Look through the data below. Collect every line where the word "Analysis" occurs.

= = = =

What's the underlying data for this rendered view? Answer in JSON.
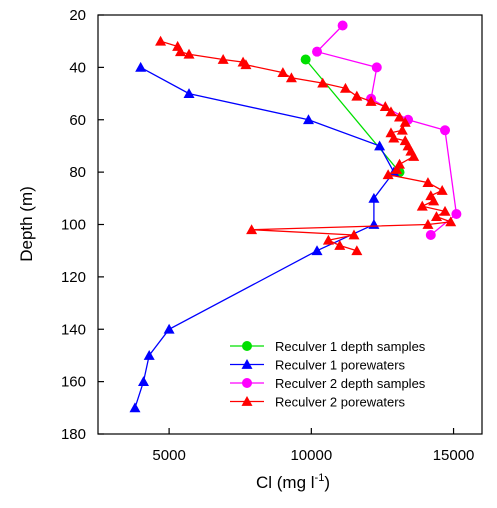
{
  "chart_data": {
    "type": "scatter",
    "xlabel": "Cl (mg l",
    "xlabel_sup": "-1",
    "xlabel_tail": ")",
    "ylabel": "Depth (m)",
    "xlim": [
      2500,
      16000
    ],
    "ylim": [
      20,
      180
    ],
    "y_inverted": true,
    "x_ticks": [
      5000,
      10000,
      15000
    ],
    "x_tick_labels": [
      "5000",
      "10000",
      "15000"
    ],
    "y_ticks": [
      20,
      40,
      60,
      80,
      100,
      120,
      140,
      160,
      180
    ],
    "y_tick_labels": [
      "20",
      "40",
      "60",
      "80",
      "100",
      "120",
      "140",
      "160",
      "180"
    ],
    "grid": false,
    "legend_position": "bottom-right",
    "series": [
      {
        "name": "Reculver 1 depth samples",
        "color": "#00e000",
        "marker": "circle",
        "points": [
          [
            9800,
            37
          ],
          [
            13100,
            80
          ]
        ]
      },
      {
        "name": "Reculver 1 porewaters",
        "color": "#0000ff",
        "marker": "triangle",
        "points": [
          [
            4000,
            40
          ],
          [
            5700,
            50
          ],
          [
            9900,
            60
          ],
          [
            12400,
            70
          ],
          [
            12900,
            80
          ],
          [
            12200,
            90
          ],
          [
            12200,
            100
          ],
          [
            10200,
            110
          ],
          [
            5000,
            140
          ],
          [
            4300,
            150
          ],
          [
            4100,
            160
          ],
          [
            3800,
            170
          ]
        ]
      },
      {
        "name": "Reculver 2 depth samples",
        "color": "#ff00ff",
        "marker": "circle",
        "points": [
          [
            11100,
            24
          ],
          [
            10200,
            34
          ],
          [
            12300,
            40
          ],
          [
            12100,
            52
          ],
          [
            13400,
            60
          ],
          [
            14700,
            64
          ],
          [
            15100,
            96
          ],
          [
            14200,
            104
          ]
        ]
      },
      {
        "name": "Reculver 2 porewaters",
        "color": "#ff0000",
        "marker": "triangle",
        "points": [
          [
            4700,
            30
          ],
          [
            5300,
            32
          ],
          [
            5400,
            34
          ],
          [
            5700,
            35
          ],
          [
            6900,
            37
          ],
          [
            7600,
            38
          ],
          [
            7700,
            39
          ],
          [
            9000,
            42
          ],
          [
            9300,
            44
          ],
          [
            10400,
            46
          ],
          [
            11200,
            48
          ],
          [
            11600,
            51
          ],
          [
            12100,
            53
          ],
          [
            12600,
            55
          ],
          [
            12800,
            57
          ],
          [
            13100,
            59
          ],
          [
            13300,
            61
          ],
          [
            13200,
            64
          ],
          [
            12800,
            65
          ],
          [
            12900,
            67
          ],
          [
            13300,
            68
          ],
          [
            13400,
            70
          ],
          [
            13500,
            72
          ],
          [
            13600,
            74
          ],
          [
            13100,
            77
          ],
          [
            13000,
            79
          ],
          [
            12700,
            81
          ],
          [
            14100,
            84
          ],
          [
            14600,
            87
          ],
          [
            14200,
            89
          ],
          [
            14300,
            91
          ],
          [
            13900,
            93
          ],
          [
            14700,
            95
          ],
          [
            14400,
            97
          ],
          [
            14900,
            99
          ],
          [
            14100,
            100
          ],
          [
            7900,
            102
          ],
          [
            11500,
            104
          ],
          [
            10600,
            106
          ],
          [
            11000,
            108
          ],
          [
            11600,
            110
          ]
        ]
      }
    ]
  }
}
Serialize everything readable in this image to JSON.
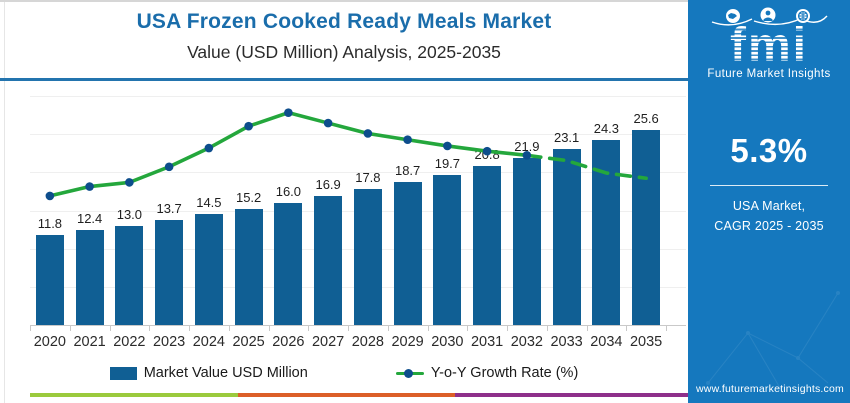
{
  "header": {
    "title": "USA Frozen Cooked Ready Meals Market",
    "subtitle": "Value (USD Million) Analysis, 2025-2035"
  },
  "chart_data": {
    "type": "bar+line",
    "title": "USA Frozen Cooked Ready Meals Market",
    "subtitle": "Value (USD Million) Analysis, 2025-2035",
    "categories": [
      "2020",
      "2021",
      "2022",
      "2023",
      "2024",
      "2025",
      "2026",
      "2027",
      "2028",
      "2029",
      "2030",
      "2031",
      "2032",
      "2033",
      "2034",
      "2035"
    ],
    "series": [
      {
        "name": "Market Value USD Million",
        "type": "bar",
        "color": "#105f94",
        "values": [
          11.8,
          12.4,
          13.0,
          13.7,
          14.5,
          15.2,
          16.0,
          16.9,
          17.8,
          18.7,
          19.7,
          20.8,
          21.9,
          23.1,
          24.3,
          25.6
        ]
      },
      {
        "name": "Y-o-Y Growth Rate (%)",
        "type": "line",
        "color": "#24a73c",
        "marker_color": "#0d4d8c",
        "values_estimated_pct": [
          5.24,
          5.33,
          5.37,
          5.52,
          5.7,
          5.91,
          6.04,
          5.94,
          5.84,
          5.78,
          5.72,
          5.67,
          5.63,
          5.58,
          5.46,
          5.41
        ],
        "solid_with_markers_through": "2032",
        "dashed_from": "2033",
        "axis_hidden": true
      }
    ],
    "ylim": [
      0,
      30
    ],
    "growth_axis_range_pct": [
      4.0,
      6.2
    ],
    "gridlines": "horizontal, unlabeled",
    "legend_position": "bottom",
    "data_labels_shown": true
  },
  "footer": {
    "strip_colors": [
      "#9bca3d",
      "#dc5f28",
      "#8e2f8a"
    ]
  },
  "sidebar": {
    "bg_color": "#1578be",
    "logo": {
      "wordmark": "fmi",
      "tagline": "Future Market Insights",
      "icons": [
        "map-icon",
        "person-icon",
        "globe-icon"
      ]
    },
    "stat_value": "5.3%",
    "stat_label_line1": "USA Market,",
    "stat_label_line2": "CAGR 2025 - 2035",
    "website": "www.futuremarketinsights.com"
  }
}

= = = =

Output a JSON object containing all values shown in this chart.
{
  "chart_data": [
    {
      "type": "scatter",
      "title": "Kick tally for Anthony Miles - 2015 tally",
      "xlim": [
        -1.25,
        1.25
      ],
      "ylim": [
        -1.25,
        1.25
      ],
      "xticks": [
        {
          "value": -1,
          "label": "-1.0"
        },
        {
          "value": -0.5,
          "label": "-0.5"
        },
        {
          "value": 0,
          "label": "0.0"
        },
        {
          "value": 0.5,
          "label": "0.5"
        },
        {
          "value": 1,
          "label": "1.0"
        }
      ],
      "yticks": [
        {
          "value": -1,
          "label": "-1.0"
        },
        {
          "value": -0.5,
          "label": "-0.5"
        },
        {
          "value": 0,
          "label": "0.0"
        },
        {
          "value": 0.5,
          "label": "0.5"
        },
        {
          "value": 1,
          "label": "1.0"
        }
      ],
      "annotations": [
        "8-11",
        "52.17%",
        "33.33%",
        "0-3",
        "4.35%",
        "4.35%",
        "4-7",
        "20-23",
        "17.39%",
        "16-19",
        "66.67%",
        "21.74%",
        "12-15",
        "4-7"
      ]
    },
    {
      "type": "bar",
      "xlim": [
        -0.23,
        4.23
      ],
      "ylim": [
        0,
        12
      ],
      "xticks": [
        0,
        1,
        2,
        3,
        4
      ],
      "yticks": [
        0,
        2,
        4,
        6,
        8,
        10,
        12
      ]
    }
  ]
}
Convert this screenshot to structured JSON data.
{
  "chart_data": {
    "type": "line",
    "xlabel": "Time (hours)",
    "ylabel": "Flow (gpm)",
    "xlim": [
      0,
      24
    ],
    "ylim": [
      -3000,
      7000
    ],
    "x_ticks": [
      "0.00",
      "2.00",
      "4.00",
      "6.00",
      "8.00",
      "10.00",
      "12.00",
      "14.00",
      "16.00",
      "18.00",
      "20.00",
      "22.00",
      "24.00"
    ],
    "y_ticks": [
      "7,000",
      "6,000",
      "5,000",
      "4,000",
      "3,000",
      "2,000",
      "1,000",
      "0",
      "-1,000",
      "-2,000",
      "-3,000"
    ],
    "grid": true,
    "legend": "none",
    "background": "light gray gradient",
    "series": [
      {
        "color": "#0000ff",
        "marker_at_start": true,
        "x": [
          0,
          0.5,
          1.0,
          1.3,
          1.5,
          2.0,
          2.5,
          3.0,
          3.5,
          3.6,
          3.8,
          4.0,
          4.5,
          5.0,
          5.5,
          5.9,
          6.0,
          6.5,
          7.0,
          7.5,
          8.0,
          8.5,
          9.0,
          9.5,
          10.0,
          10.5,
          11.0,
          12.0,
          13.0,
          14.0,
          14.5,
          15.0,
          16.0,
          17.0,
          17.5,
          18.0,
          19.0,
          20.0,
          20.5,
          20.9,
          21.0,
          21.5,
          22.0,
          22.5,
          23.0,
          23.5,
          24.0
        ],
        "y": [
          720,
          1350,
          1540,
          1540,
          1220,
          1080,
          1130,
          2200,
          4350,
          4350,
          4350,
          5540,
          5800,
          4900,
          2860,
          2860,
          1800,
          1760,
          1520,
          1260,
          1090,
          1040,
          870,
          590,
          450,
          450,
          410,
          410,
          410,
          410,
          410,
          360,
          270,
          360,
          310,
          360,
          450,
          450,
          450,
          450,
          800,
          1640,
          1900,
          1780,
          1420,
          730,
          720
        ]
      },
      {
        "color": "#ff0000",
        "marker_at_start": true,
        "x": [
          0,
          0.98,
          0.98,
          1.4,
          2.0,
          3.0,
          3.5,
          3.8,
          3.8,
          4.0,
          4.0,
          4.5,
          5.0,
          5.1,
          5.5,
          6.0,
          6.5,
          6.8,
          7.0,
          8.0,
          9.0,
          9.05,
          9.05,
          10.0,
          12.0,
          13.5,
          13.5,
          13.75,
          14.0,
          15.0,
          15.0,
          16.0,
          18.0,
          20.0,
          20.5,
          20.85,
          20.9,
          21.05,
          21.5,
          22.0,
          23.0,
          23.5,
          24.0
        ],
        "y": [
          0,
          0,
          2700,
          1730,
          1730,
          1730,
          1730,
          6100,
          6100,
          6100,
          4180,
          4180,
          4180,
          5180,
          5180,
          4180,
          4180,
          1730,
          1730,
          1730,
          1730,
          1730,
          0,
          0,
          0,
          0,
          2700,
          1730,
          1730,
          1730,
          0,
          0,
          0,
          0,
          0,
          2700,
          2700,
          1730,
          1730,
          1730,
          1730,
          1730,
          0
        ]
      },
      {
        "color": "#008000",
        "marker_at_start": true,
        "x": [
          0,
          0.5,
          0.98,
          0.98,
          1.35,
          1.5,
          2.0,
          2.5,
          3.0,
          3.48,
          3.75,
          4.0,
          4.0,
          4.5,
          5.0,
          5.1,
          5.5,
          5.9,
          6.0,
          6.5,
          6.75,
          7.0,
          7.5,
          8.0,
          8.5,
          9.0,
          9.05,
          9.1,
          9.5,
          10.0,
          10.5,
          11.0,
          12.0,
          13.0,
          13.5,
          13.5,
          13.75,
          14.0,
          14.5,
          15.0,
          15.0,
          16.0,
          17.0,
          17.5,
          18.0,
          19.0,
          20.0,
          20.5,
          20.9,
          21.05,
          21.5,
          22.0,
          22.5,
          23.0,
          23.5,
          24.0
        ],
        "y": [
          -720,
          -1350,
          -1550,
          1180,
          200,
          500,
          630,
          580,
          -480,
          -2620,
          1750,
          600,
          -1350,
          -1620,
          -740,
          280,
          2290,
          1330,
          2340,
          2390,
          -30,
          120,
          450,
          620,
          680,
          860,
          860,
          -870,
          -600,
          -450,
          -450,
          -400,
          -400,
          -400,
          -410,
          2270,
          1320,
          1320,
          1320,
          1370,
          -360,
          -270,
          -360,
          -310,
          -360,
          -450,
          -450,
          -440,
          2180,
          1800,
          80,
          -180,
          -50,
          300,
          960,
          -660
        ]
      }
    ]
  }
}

= = = =

Answer »
    "subtitle": "Value (USD Million) Analysis, 2025-2035"
    "subtitle": "Value (USD Million) Analysis, 2025-2035",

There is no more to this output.